» **Task goal**
Copy each line below that contains "Front".

» **Recorded data**
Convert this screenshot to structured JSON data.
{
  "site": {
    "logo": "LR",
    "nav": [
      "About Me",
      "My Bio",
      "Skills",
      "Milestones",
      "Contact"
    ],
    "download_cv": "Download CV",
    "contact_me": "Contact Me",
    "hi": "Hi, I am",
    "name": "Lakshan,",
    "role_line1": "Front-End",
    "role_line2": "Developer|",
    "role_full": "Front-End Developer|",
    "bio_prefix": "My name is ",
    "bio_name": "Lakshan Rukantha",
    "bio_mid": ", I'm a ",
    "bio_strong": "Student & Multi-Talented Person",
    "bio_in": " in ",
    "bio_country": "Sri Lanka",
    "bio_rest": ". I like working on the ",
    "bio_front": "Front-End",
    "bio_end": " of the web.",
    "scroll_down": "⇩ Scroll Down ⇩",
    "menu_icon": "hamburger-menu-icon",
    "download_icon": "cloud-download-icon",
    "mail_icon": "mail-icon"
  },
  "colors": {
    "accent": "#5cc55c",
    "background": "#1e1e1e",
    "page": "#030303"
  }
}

» **Expected answer**
    "role_line1": "Front-End",
    "role_full": "Front-End Developer|",
    "bio_front": "Front-End",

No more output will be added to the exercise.